§ Work instructions
Select all lines in the records that include "structured".

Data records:
--------------------------------
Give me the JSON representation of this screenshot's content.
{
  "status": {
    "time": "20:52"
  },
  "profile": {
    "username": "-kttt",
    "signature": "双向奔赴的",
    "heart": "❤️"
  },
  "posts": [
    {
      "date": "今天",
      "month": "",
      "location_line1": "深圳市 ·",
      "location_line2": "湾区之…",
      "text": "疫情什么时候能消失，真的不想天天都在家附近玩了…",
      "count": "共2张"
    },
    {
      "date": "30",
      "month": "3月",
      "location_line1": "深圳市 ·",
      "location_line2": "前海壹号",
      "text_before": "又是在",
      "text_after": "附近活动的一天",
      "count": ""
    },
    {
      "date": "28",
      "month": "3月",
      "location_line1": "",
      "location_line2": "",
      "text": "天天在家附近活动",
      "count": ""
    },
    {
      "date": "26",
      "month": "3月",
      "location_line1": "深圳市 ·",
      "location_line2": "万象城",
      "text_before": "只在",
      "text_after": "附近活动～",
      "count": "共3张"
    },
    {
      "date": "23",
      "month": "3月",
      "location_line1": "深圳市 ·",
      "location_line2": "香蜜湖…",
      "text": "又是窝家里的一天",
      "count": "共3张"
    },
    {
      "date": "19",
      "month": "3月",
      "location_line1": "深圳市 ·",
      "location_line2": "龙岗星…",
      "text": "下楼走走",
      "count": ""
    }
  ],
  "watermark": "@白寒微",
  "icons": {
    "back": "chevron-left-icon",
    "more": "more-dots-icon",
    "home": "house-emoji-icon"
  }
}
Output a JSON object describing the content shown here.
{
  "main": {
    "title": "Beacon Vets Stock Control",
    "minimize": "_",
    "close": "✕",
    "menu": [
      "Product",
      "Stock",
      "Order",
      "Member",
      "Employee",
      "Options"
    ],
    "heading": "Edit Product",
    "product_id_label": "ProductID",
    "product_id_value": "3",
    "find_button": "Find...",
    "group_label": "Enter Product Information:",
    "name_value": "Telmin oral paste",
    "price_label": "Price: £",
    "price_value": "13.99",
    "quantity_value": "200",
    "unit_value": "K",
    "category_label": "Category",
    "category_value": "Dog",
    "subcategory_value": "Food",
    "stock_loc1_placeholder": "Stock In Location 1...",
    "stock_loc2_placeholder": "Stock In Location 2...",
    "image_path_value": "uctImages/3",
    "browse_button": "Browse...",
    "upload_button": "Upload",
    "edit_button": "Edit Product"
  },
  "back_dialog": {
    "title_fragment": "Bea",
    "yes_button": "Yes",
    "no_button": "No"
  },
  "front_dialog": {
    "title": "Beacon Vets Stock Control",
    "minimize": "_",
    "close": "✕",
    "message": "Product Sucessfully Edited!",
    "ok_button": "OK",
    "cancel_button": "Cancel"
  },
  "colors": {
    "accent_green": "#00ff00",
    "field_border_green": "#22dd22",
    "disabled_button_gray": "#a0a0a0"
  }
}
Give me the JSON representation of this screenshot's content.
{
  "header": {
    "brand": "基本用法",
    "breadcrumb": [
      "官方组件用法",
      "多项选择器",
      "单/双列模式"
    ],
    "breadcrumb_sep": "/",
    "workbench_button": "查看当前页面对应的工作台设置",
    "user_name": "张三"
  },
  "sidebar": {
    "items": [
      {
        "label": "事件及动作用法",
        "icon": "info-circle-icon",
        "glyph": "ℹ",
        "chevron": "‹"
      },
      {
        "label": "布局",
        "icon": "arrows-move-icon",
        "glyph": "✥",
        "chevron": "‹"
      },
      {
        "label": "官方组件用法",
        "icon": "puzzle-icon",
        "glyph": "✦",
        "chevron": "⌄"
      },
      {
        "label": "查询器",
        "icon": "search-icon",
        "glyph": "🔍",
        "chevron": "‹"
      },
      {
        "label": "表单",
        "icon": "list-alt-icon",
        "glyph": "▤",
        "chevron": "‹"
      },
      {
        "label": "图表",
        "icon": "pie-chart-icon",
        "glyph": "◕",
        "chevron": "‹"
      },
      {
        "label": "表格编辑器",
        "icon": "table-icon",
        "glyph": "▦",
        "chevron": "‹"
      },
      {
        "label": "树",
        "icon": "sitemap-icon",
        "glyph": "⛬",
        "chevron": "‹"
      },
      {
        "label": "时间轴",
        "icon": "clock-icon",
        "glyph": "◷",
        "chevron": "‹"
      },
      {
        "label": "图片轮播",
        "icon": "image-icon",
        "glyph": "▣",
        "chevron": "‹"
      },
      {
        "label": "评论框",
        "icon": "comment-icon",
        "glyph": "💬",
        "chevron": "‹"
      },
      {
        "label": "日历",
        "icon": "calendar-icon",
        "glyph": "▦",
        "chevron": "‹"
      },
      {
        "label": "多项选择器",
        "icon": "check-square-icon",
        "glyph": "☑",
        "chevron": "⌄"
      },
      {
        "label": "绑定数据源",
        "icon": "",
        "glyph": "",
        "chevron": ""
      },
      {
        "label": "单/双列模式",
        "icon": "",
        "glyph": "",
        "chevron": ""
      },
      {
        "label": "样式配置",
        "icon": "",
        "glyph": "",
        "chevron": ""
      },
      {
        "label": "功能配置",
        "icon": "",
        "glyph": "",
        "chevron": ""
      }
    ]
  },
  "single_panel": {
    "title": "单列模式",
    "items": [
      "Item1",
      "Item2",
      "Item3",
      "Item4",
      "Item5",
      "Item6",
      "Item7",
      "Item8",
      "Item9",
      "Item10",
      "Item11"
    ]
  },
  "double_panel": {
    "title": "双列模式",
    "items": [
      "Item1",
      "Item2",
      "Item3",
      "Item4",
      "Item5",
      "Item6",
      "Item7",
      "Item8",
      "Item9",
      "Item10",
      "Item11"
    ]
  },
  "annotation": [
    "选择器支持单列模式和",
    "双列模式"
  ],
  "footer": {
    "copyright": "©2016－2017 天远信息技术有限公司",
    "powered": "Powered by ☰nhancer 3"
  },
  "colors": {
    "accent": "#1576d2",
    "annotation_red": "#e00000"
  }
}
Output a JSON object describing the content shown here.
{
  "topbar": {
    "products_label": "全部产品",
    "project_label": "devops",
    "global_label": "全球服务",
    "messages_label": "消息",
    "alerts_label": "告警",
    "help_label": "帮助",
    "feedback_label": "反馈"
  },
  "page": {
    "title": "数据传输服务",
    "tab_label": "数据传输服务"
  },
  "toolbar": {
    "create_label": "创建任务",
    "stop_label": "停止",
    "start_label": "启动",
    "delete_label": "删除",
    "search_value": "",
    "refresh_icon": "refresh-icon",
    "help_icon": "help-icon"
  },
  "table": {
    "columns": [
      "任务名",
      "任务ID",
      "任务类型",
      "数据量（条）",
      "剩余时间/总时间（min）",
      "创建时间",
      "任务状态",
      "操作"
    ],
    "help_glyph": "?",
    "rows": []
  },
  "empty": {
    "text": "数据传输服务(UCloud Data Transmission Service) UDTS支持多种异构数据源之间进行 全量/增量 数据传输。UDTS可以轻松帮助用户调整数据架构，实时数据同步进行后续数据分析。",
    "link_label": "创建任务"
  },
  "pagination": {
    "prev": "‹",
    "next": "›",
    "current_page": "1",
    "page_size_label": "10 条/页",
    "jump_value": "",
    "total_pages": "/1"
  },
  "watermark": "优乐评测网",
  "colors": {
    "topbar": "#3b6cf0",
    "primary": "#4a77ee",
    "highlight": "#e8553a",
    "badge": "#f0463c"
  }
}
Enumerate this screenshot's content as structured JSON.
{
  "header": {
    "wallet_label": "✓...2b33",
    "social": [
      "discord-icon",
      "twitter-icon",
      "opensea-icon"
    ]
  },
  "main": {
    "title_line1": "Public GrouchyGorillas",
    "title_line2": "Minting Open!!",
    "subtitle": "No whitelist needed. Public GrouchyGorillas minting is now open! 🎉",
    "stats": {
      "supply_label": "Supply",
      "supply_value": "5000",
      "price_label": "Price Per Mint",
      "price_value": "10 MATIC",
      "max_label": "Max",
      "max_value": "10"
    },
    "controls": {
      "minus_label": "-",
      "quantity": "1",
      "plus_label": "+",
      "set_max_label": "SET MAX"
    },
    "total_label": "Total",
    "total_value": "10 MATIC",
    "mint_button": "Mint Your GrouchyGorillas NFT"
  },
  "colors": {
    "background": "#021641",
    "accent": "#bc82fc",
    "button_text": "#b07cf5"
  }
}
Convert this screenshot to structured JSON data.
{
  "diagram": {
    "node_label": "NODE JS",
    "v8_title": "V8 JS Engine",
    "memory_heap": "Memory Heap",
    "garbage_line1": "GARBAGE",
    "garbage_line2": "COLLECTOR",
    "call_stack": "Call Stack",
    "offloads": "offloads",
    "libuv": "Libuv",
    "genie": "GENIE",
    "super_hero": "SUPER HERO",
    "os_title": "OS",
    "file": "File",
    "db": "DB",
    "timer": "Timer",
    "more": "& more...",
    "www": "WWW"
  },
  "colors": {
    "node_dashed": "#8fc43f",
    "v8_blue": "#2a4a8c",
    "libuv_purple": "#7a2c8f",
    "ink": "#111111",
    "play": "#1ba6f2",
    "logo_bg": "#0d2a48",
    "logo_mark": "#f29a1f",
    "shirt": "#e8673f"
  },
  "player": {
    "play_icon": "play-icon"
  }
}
--------------------------------
§ Output of the task
Enumerate this screenshot's content as structured JSON.
Convert this screenshot to structured JSON data.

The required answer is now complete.